- Given exercise -
Skip the images and copy each record exactly as written.

==== Data lines ====

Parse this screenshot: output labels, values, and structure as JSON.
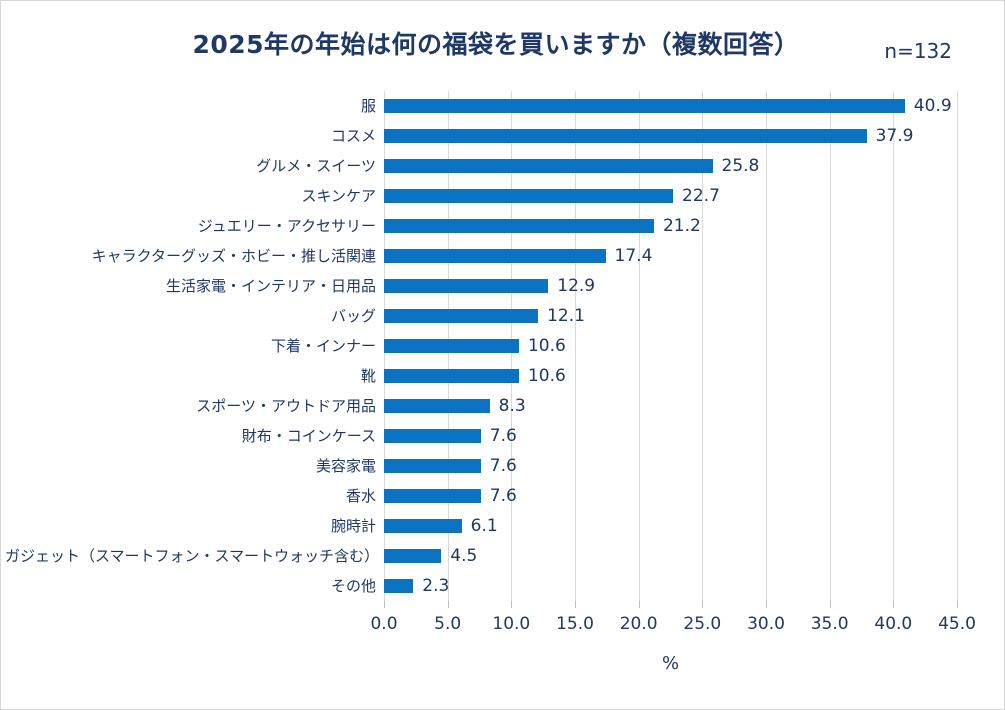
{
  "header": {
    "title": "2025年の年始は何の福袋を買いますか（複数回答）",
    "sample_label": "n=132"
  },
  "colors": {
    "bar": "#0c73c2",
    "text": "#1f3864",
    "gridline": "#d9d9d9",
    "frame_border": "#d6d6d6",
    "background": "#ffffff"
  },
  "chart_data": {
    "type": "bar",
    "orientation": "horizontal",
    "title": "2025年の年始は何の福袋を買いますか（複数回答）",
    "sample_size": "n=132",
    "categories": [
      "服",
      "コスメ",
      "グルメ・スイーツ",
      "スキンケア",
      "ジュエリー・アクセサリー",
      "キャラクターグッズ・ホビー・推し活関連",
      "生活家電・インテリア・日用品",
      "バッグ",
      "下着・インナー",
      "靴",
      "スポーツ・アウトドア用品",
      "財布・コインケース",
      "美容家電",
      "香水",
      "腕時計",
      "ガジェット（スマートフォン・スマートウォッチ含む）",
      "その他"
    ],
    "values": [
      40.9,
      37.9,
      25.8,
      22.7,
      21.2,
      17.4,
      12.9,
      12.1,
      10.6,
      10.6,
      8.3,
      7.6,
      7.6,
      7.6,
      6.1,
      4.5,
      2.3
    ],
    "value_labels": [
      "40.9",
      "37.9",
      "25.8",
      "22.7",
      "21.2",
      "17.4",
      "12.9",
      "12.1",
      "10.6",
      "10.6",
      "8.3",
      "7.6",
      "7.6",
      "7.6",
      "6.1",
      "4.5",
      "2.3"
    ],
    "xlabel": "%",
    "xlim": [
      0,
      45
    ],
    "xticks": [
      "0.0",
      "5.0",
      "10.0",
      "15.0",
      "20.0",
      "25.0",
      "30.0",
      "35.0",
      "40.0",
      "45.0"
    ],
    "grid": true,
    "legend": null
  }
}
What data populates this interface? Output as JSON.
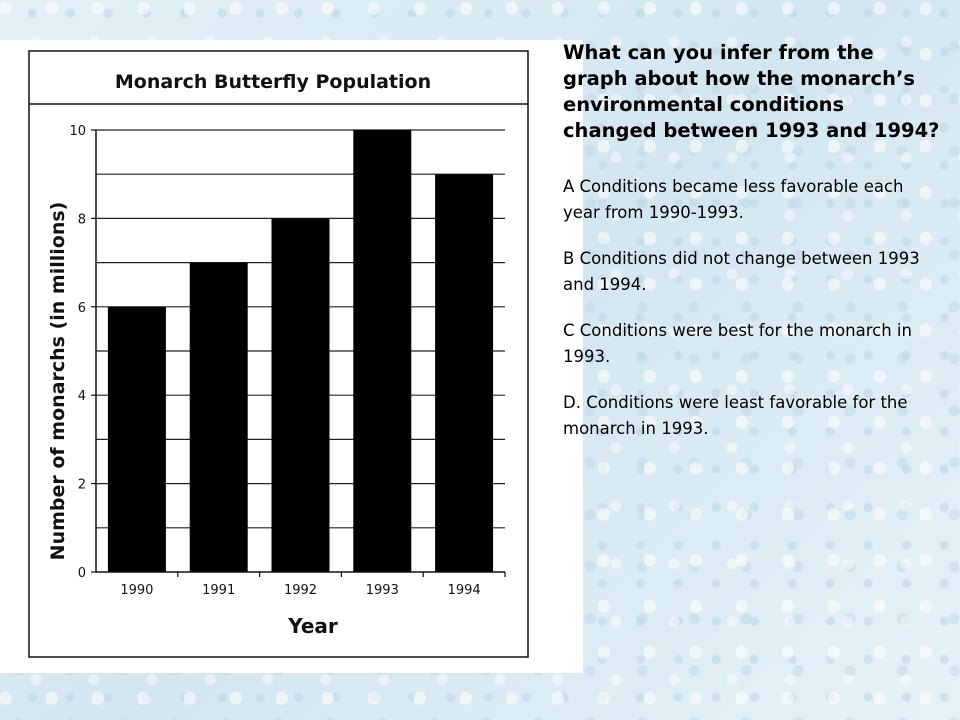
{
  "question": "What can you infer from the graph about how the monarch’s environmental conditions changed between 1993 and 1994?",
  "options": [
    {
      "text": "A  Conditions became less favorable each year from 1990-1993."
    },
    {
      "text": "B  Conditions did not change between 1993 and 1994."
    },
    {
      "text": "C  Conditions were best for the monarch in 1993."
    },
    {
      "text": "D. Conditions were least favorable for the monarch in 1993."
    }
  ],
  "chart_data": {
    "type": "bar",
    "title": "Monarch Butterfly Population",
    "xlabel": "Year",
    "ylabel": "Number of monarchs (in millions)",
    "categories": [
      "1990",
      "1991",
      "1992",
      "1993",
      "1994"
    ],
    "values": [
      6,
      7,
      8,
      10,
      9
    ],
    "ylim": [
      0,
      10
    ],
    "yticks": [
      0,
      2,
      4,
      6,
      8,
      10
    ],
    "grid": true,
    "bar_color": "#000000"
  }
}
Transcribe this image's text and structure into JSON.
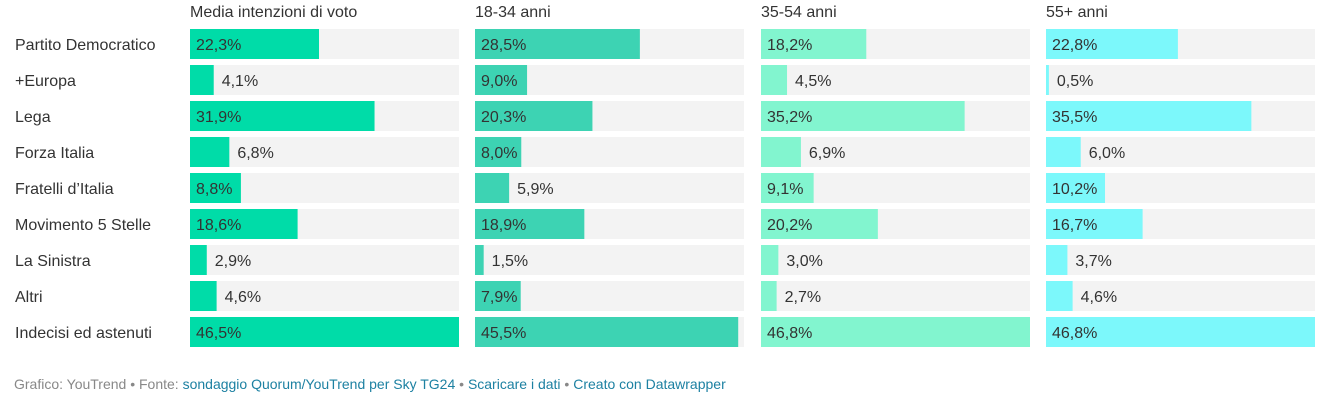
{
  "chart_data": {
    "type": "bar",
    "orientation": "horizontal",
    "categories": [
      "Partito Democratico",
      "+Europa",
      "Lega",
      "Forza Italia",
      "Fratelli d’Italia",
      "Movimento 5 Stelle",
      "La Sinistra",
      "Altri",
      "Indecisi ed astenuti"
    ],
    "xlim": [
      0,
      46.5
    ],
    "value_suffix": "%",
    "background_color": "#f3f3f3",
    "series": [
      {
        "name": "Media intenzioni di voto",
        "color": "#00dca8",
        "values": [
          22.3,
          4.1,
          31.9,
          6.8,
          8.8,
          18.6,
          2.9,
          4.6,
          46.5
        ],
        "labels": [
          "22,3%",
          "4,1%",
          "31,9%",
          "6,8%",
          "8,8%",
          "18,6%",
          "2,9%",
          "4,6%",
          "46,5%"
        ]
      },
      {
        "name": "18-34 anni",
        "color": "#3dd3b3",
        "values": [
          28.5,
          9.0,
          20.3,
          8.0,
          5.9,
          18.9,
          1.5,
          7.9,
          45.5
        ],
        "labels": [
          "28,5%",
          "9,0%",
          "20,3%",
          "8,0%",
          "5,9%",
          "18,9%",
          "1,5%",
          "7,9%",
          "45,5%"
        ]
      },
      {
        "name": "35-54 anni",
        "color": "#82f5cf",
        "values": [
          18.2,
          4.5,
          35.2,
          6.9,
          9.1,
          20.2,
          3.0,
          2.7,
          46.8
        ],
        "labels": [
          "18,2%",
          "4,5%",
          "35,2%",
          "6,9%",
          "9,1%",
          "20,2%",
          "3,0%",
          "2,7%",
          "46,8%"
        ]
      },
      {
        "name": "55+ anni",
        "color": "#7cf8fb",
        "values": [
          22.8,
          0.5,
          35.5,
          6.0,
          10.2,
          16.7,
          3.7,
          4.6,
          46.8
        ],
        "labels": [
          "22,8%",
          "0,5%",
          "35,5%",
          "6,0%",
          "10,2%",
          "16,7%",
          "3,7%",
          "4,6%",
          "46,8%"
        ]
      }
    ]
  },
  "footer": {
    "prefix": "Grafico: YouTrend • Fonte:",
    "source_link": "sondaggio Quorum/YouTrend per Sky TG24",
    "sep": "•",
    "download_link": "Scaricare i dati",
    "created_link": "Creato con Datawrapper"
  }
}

====

- Task solution -
Parse this screenshot: output labels, values, and structure as JSON.
{
  "header": {
    "title": "2025年の年始は何の福袋を買いますか（複数回答）",
    "sample_label": "n=132"
  },
  "colors": {
    "bar": "#0c73c2",
    "text": "#1f3864",
    "gridline": "#d9d9d9",
    "frame_border": "#d6d6d6",
    "background": "#ffffff"
  },
  "chart_data": {
    "type": "bar",
    "orientation": "horizontal",
    "title": "2025年の年始は何の福袋を買いますか（複数回答）",
    "sample_size": "n=132",
    "categories": [
      "服",
      "コスメ",
      "グルメ・スイーツ",
      "スキンケア",
      "ジュエリー・アクセサリー",
      "キャラクターグッズ・ホビー・推し活関連",
      "生活家電・インテリア・日用品",
      "バッグ",
      "下着・インナー",
      "靴",
      "スポーツ・アウトドア用品",
      "財布・コインケース",
      "美容家電",
      "香水",
      "腕時計",
      "ガジェット（スマートフォン・スマートウォッチ含む）",
      "その他"
    ],
    "values": [
      40.9,
      37.9,
      25.8,
      22.7,
      21.2,
      17.4,
      12.9,
      12.1,
      10.6,
      10.6,
      8.3,
      7.6,
      7.6,
      7.6,
      6.1,
      4.5,
      2.3
    ],
    "value_labels": [
      "40.9",
      "37.9",
      "25.8",
      "22.7",
      "21.2",
      "17.4",
      "12.9",
      "12.1",
      "10.6",
      "10.6",
      "8.3",
      "7.6",
      "7.6",
      "7.6",
      "6.1",
      "4.5",
      "2.3"
    ],
    "xlabel": "%",
    "xlim": [
      0,
      45
    ],
    "xticks": [
      "0.0",
      "5.0",
      "10.0",
      "15.0",
      "20.0",
      "25.0",
      "30.0",
      "35.0",
      "40.0",
      "45.0"
    ],
    "grid": true,
    "legend": null
  }
}
What data populates this interface? Output as JSON.
{
  "question": "What can you infer from the graph about how the monarch’s environmental conditions changed between 1993 and 1994?",
  "options": [
    {
      "text": "A  Conditions became less favorable each year from 1990-1993."
    },
    {
      "text": "B  Conditions did not change between 1993 and 1994."
    },
    {
      "text": "C  Conditions were best for the monarch in 1993."
    },
    {
      "text": "D. Conditions were least favorable for the monarch in 1993."
    }
  ],
  "chart_data": {
    "type": "bar",
    "title": "Monarch Butterfly Population",
    "xlabel": "Year",
    "ylabel": "Number of monarchs (in millions)",
    "categories": [
      "1990",
      "1991",
      "1992",
      "1993",
      "1994"
    ],
    "values": [
      6,
      7,
      8,
      10,
      9
    ],
    "ylim": [
      0,
      10
    ],
    "yticks": [
      0,
      2,
      4,
      6,
      8,
      10
    ],
    "grid": true,
    "bar_color": "#000000"
  }
}
Transcribe this image's text and structure into JSON.
{
  "chart_data": {
    "type": "bar",
    "orientation": "horizontal",
    "categories": [
      "Partito Democratico",
      "+Europa",
      "Lega",
      "Forza Italia",
      "Fratelli d’Italia",
      "Movimento 5 Stelle",
      "La Sinistra",
      "Altri",
      "Indecisi ed astenuti"
    ],
    "xlim": [
      0,
      46.5
    ],
    "value_suffix": "%",
    "background_color": "#f3f3f3",
    "series": [
      {
        "name": "Media intenzioni di voto",
        "color": "#00dca8",
        "values": [
          22.3,
          4.1,
          31.9,
          6.8,
          8.8,
          18.6,
          2.9,
          4.6,
          46.5
        ],
        "labels": [
          "22,3%",
          "4,1%",
          "31,9%",
          "6,8%",
          "8,8%",
          "18,6%",
          "2,9%",
          "4,6%",
          "46,5%"
        ]
      },
      {
        "name": "18-34 anni",
        "color": "#3dd3b3",
        "values": [
          28.5,
          9.0,
          20.3,
          8.0,
          5.9,
          18.9,
          1.5,
          7.9,
          45.5
        ],
        "labels": [
          "28,5%",
          "9,0%",
          "20,3%",
          "8,0%",
          "5,9%",
          "18,9%",
          "1,5%",
          "7,9%",
          "45,5%"
        ]
      },
      {
        "name": "35-54 anni",
        "color": "#82f5cf",
        "values": [
          18.2,
          4.5,
          35.2,
          6.9,
          9.1,
          20.2,
          3.0,
          2.7,
          46.8
        ],
        "labels": [
          "18,2%",
          "4,5%",
          "35,2%",
          "6,9%",
          "9,1%",
          "20,2%",
          "3,0%",
          "2,7%",
          "46,8%"
        ]
      },
      {
        "name": "55+ anni",
        "color": "#7cf8fb",
        "values": [
          22.8,
          0.5,
          35.5,
          6.0,
          10.2,
          16.7,
          3.7,
          4.6,
          46.8
        ],
        "labels": [
          "22,8%",
          "0,5%",
          "35,5%",
          "6,0%",
          "10,2%",
          "16,7%",
          "3,7%",
          "4,6%",
          "46,8%"
        ]
      }
    ]
  },
  "footer": {
    "prefix": "Grafico: YouTrend • Fonte:",
    "source_link": "sondaggio Quorum/YouTrend per Sky TG24",
    "sep": "•",
    "download_link": "Scaricare i dati",
    "created_link": "Creato con Datawrapper"
  }
}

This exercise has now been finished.